## Your goal
Leave out the pictures and copy every record exactly.

Records from a collection of figures
★ ★ ★ ★ ★ ★ ★

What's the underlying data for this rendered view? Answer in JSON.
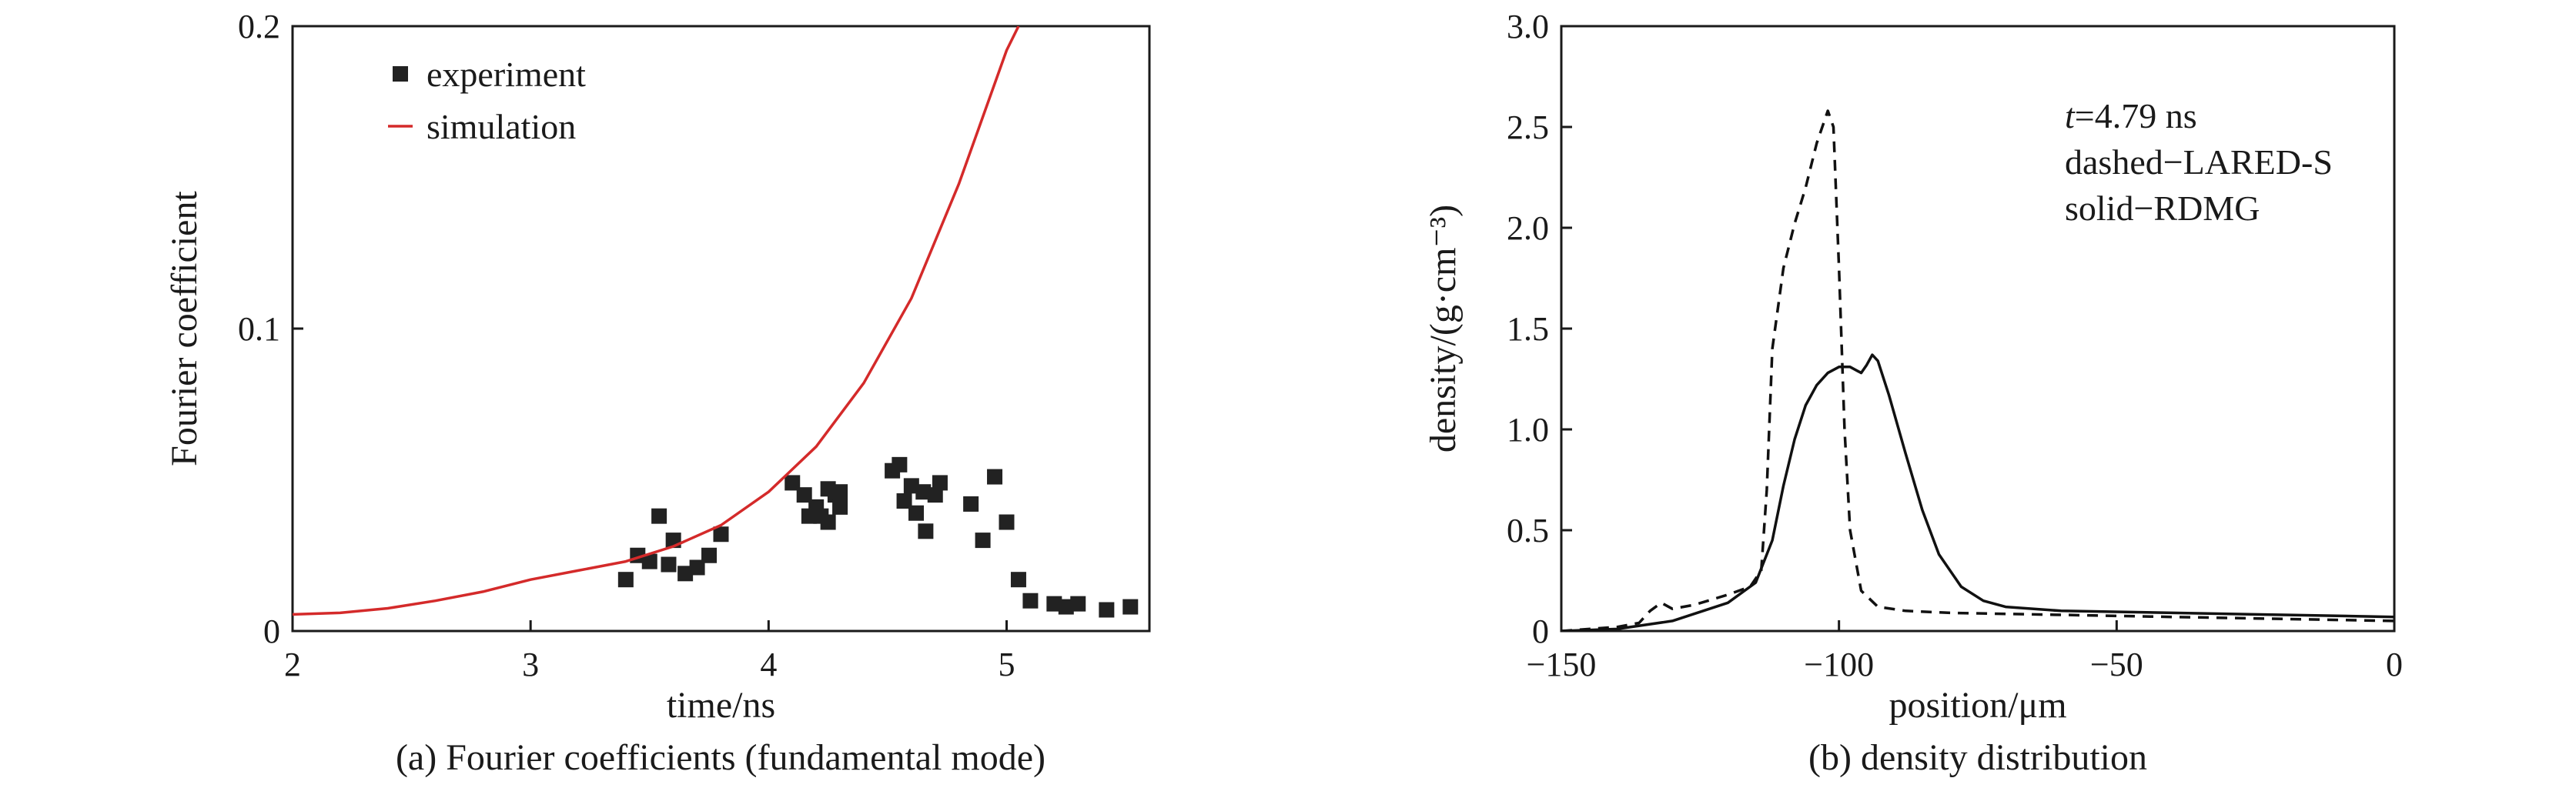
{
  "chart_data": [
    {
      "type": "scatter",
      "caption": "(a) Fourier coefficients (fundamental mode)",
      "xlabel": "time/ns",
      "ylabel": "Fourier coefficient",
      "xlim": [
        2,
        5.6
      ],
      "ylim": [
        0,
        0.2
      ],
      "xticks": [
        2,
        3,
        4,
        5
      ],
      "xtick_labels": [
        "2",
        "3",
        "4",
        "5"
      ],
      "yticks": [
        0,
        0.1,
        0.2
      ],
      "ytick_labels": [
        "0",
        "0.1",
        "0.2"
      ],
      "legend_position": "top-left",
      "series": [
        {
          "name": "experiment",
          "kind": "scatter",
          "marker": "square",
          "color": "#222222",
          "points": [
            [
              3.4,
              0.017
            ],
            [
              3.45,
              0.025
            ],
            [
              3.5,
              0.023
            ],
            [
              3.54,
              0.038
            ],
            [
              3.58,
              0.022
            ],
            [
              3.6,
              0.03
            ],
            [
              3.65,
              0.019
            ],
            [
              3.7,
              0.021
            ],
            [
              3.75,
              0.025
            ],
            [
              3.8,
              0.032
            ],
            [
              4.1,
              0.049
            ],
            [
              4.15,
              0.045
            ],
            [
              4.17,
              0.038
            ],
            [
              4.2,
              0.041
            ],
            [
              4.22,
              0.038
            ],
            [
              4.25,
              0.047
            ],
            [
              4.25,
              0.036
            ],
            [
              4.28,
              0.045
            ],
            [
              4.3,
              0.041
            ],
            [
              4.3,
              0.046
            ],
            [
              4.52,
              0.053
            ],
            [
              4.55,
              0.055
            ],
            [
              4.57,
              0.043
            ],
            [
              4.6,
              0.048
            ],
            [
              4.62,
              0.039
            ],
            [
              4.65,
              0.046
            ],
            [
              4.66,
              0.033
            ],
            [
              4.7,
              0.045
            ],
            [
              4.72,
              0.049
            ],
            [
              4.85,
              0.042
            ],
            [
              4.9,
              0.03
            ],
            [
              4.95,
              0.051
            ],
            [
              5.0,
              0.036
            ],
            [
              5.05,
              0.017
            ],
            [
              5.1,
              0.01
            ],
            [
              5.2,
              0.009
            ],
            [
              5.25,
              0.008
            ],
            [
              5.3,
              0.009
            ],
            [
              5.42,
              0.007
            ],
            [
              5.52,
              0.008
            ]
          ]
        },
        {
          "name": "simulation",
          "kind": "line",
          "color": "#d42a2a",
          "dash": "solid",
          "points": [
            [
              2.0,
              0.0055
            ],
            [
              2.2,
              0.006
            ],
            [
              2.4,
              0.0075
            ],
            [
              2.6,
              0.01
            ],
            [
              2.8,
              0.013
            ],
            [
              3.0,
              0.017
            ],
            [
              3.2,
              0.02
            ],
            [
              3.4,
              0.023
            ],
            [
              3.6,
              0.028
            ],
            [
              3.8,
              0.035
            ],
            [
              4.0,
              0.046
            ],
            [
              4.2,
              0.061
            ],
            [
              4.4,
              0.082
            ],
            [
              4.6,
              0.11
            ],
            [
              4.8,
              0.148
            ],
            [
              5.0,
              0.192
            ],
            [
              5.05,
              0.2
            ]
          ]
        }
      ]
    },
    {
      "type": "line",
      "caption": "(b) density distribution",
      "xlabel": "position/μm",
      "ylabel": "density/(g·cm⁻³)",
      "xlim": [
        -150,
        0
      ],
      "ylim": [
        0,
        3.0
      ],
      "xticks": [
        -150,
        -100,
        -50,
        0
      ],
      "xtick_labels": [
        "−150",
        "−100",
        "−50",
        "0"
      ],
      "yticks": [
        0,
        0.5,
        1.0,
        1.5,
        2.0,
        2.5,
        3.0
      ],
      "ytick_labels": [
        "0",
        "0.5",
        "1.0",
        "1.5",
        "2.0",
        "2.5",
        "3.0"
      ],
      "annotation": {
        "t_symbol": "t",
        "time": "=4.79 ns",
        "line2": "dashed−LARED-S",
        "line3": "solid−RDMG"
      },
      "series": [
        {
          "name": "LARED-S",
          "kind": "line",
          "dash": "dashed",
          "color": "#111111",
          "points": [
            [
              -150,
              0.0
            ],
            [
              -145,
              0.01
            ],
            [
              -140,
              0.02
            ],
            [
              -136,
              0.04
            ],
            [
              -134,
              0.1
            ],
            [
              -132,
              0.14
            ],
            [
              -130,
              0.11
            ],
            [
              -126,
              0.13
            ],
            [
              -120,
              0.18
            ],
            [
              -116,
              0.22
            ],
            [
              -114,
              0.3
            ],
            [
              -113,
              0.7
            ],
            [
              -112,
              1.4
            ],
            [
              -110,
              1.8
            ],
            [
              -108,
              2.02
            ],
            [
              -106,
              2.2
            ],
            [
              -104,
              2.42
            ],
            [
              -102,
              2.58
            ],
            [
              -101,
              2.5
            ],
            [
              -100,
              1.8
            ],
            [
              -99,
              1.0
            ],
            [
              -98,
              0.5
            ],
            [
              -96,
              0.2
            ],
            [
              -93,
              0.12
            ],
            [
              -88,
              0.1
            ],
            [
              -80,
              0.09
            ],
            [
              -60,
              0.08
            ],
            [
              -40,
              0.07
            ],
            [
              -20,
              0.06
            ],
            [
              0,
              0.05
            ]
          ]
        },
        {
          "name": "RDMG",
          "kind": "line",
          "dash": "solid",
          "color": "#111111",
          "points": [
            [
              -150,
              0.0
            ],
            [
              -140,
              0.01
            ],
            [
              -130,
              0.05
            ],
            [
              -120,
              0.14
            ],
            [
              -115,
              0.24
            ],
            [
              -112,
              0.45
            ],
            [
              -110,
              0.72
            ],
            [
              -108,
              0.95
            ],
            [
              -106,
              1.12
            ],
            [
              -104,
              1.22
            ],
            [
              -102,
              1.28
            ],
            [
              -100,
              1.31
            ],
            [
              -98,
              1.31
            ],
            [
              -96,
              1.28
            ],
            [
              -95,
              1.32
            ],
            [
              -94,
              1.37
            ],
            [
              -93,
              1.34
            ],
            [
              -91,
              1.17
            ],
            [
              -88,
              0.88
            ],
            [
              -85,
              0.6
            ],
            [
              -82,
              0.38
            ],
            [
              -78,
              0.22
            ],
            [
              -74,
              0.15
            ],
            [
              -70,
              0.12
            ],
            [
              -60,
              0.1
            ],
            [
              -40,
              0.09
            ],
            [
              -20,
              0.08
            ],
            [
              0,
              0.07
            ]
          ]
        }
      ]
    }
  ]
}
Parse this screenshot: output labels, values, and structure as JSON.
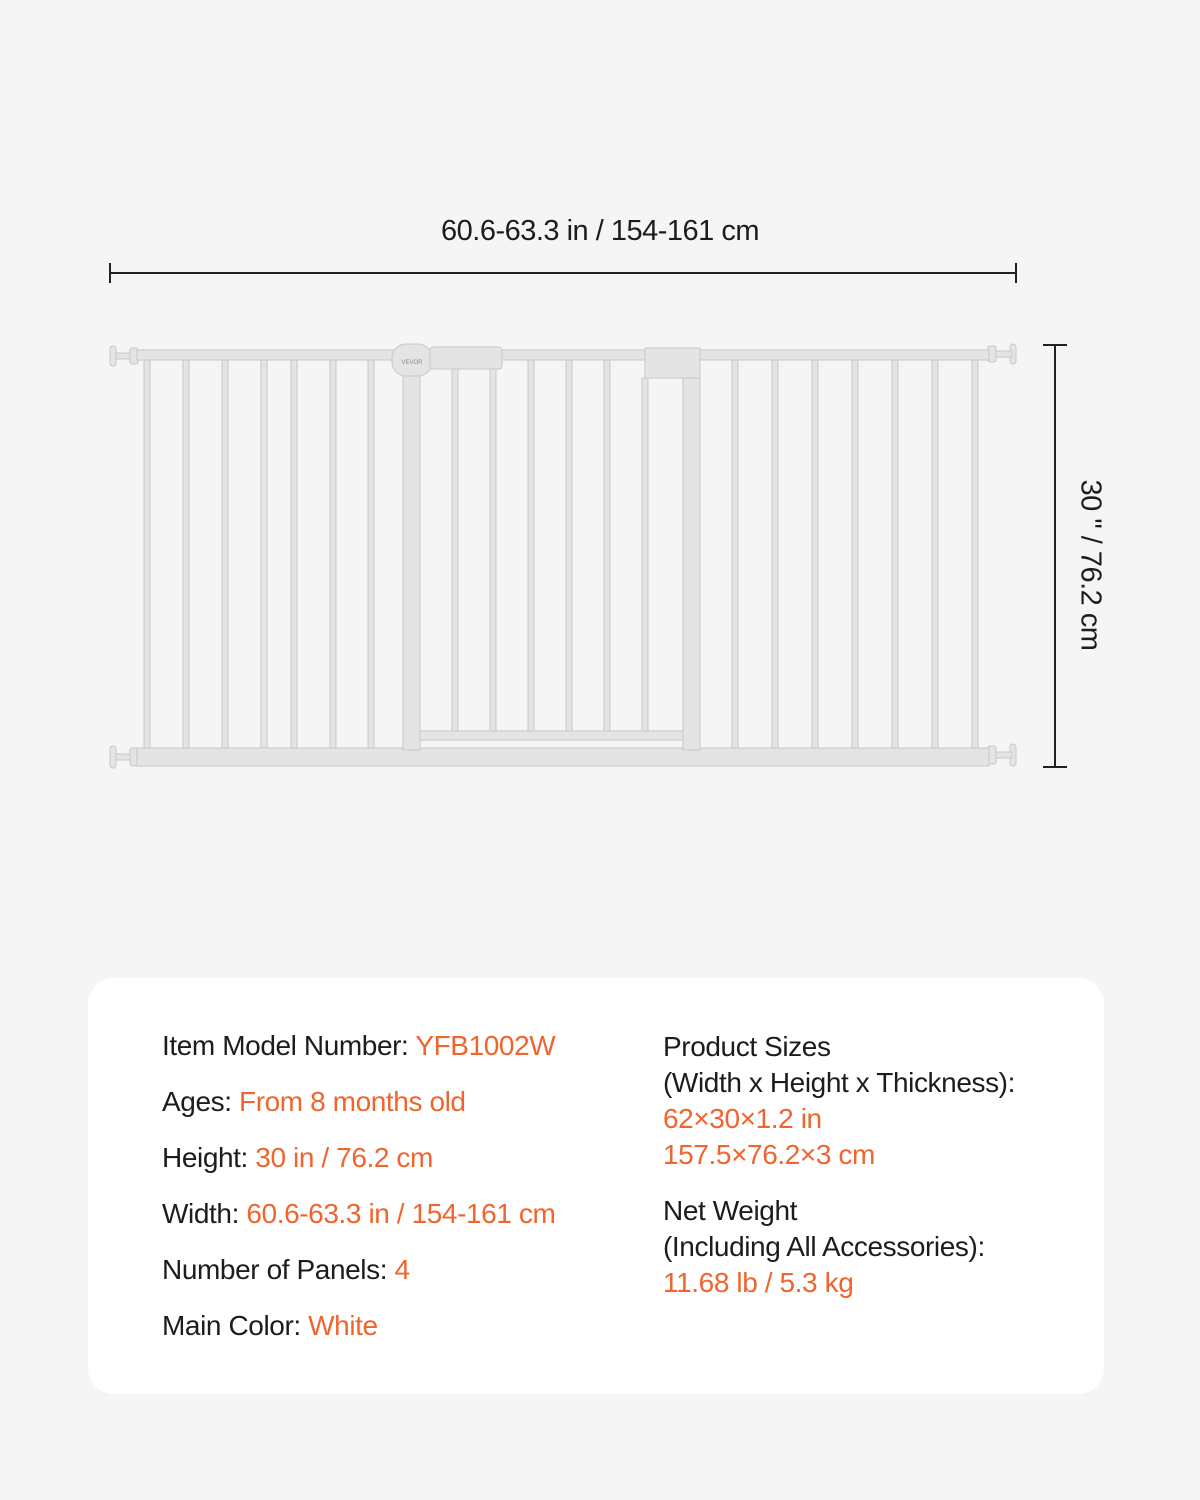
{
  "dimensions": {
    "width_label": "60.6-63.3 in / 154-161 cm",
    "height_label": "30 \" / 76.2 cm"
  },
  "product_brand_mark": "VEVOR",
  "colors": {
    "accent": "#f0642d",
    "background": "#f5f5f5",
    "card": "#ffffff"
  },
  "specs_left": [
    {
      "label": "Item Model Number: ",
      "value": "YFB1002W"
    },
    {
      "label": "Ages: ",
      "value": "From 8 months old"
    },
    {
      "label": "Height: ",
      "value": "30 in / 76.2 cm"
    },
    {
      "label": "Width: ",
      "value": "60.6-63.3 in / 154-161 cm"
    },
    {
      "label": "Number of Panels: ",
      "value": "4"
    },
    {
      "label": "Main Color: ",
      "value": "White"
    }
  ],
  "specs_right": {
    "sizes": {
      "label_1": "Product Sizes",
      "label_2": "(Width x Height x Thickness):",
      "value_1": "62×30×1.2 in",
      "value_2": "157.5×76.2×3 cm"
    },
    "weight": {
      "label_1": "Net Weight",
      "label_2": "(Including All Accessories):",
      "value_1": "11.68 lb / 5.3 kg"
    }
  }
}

★ ★ ★ ★ ★ ★ ★

## Exercise solution
What's the underlying data for this rendered view? Answer in JSON.
{
  "chart_data": [
    {
      "type": "scatter",
      "caption": "(a) Fourier coefficients (fundamental mode)",
      "xlabel": "time/ns",
      "ylabel": "Fourier coefficient",
      "xlim": [
        2,
        5.6
      ],
      "ylim": [
        0,
        0.2
      ],
      "xticks": [
        2,
        3,
        4,
        5
      ],
      "xtick_labels": [
        "2",
        "3",
        "4",
        "5"
      ],
      "yticks": [
        0,
        0.1,
        0.2
      ],
      "ytick_labels": [
        "0",
        "0.1",
        "0.2"
      ],
      "legend_position": "top-left",
      "series": [
        {
          "name": "experiment",
          "kind": "scatter",
          "marker": "square",
          "color": "#222222",
          "points": [
            [
              3.4,
              0.017
            ],
            [
              3.45,
              0.025
            ],
            [
              3.5,
              0.023
            ],
            [
              3.54,
              0.038
            ],
            [
              3.58,
              0.022
            ],
            [
              3.6,
              0.03
            ],
            [
              3.65,
              0.019
            ],
            [
              3.7,
              0.021
            ],
            [
              3.75,
              0.025
            ],
            [
              3.8,
              0.032
            ],
            [
              4.1,
              0.049
            ],
            [
              4.15,
              0.045
            ],
            [
              4.17,
              0.038
            ],
            [
              4.2,
              0.041
            ],
            [
              4.22,
              0.038
            ],
            [
              4.25,
              0.047
            ],
            [
              4.25,
              0.036
            ],
            [
              4.28,
              0.045
            ],
            [
              4.3,
              0.041
            ],
            [
              4.3,
              0.046
            ],
            [
              4.52,
              0.053
            ],
            [
              4.55,
              0.055
            ],
            [
              4.57,
              0.043
            ],
            [
              4.6,
              0.048
            ],
            [
              4.62,
              0.039
            ],
            [
              4.65,
              0.046
            ],
            [
              4.66,
              0.033
            ],
            [
              4.7,
              0.045
            ],
            [
              4.72,
              0.049
            ],
            [
              4.85,
              0.042
            ],
            [
              4.9,
              0.03
            ],
            [
              4.95,
              0.051
            ],
            [
              5.0,
              0.036
            ],
            [
              5.05,
              0.017
            ],
            [
              5.1,
              0.01
            ],
            [
              5.2,
              0.009
            ],
            [
              5.25,
              0.008
            ],
            [
              5.3,
              0.009
            ],
            [
              5.42,
              0.007
            ],
            [
              5.52,
              0.008
            ]
          ]
        },
        {
          "name": "simulation",
          "kind": "line",
          "color": "#d42a2a",
          "dash": "solid",
          "points": [
            [
              2.0,
              0.0055
            ],
            [
              2.2,
              0.006
            ],
            [
              2.4,
              0.0075
            ],
            [
              2.6,
              0.01
            ],
            [
              2.8,
              0.013
            ],
            [
              3.0,
              0.017
            ],
            [
              3.2,
              0.02
            ],
            [
              3.4,
              0.023
            ],
            [
              3.6,
              0.028
            ],
            [
              3.8,
              0.035
            ],
            [
              4.0,
              0.046
            ],
            [
              4.2,
              0.061
            ],
            [
              4.4,
              0.082
            ],
            [
              4.6,
              0.11
            ],
            [
              4.8,
              0.148
            ],
            [
              5.0,
              0.192
            ],
            [
              5.05,
              0.2
            ]
          ]
        }
      ]
    },
    {
      "type": "line",
      "caption": "(b) density distribution",
      "xlabel": "position/μm",
      "ylabel": "density/(g·cm⁻³)",
      "xlim": [
        -150,
        0
      ],
      "ylim": [
        0,
        3.0
      ],
      "xticks": [
        -150,
        -100,
        -50,
        0
      ],
      "xtick_labels": [
        "−150",
        "−100",
        "−50",
        "0"
      ],
      "yticks": [
        0,
        0.5,
        1.0,
        1.5,
        2.0,
        2.5,
        3.0
      ],
      "ytick_labels": [
        "0",
        "0.5",
        "1.0",
        "1.5",
        "2.0",
        "2.5",
        "3.0"
      ],
      "annotation": {
        "t_symbol": "t",
        "time": "=4.79 ns",
        "line2": "dashed−LARED-S",
        "line3": "solid−RDMG"
      },
      "series": [
        {
          "name": "LARED-S",
          "kind": "line",
          "dash": "dashed",
          "color": "#111111",
          "points": [
            [
              -150,
              0.0
            ],
            [
              -145,
              0.01
            ],
            [
              -140,
              0.02
            ],
            [
              -136,
              0.04
            ],
            [
              -134,
              0.1
            ],
            [
              -132,
              0.14
            ],
            [
              -130,
              0.11
            ],
            [
              -126,
              0.13
            ],
            [
              -120,
              0.18
            ],
            [
              -116,
              0.22
            ],
            [
              -114,
              0.3
            ],
            [
              -113,
              0.7
            ],
            [
              -112,
              1.4
            ],
            [
              -110,
              1.8
            ],
            [
              -108,
              2.02
            ],
            [
              -106,
              2.2
            ],
            [
              -104,
              2.42
            ],
            [
              -102,
              2.58
            ],
            [
              -101,
              2.5
            ],
            [
              -100,
              1.8
            ],
            [
              -99,
              1.0
            ],
            [
              -98,
              0.5
            ],
            [
              -96,
              0.2
            ],
            [
              -93,
              0.12
            ],
            [
              -88,
              0.1
            ],
            [
              -80,
              0.09
            ],
            [
              -60,
              0.08
            ],
            [
              -40,
              0.07
            ],
            [
              -20,
              0.06
            ],
            [
              0,
              0.05
            ]
          ]
        },
        {
          "name": "RDMG",
          "kind": "line",
          "dash": "solid",
          "color": "#111111",
          "points": [
            [
              -150,
              0.0
            ],
            [
              -140,
              0.01
            ],
            [
              -130,
              0.05
            ],
            [
              -120,
              0.14
            ],
            [
              -115,
              0.24
            ],
            [
              -112,
              0.45
            ],
            [
              -110,
              0.72
            ],
            [
              -108,
              0.95
            ],
            [
              -106,
              1.12
            ],
            [
              -104,
              1.22
            ],
            [
              -102,
              1.28
            ],
            [
              -100,
              1.31
            ],
            [
              -98,
              1.31
            ],
            [
              -96,
              1.28
            ],
            [
              -95,
              1.32
            ],
            [
              -94,
              1.37
            ],
            [
              -93,
              1.34
            ],
            [
              -91,
              1.17
            ],
            [
              -88,
              0.88
            ],
            [
              -85,
              0.6
            ],
            [
              -82,
              0.38
            ],
            [
              -78,
              0.22
            ],
            [
              -74,
              0.15
            ],
            [
              -70,
              0.12
            ],
            [
              -60,
              0.1
            ],
            [
              -40,
              0.09
            ],
            [
              -20,
              0.08
            ],
            [
              0,
              0.07
            ]
          ]
        }
      ]
    }
  ]
}
Parse this screenshot: output labels, values, and structure as JSON.
{
  "dimensions": {
    "width_label": "60.6-63.3 in / 154-161 cm",
    "height_label": "30 \" / 76.2 cm"
  },
  "product_brand_mark": "VEVOR",
  "colors": {
    "accent": "#f0642d",
    "background": "#f5f5f5",
    "card": "#ffffff"
  },
  "specs_left": [
    {
      "label": "Item Model Number: ",
      "value": "YFB1002W"
    },
    {
      "label": "Ages: ",
      "value": "From 8 months old"
    },
    {
      "label": "Height: ",
      "value": "30 in / 76.2 cm"
    },
    {
      "label": "Width: ",
      "value": "60.6-63.3 in / 154-161 cm"
    },
    {
      "label": "Number of Panels: ",
      "value": "4"
    },
    {
      "label": "Main Color: ",
      "value": "White"
    }
  ],
  "specs_right": {
    "sizes": {
      "label_1": "Product Sizes",
      "label_2": "(Width x Height x Thickness):",
      "value_1": "62×30×1.2 in",
      "value_2": "157.5×76.2×3 cm"
    },
    "weight": {
      "label_1": "Net Weight",
      "label_2": "(Including All Accessories):",
      "value_1": "11.68 lb / 5.3 kg"
    }
  }
}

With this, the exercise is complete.